═════ THE DATA

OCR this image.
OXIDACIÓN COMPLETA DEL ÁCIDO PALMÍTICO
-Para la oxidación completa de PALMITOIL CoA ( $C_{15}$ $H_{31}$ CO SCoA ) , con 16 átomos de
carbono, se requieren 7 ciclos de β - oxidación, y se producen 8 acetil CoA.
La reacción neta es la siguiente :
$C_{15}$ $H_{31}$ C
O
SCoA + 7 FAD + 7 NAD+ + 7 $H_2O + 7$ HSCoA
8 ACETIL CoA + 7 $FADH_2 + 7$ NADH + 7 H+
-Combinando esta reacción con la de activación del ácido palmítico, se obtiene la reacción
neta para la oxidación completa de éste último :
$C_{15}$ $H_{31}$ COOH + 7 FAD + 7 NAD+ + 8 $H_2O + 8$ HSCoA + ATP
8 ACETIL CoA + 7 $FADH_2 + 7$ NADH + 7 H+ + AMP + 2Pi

══════════
═════ THE DATA

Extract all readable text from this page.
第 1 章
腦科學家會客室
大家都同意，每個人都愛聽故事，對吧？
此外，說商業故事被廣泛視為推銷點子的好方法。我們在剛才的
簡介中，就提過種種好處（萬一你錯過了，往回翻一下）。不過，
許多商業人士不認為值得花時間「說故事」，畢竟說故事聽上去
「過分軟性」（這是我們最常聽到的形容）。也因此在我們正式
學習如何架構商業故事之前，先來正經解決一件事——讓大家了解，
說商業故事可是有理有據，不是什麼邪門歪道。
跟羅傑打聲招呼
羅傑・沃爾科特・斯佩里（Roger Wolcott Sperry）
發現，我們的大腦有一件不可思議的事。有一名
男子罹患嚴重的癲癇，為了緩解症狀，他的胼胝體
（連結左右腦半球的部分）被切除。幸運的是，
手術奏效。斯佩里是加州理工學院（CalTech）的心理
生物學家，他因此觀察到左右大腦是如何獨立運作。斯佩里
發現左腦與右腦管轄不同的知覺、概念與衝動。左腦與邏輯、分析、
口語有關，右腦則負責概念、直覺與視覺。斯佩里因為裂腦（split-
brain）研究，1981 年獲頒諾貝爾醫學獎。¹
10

══════════

Determine the number of lines where the string "this" occurs, and give that number only.

2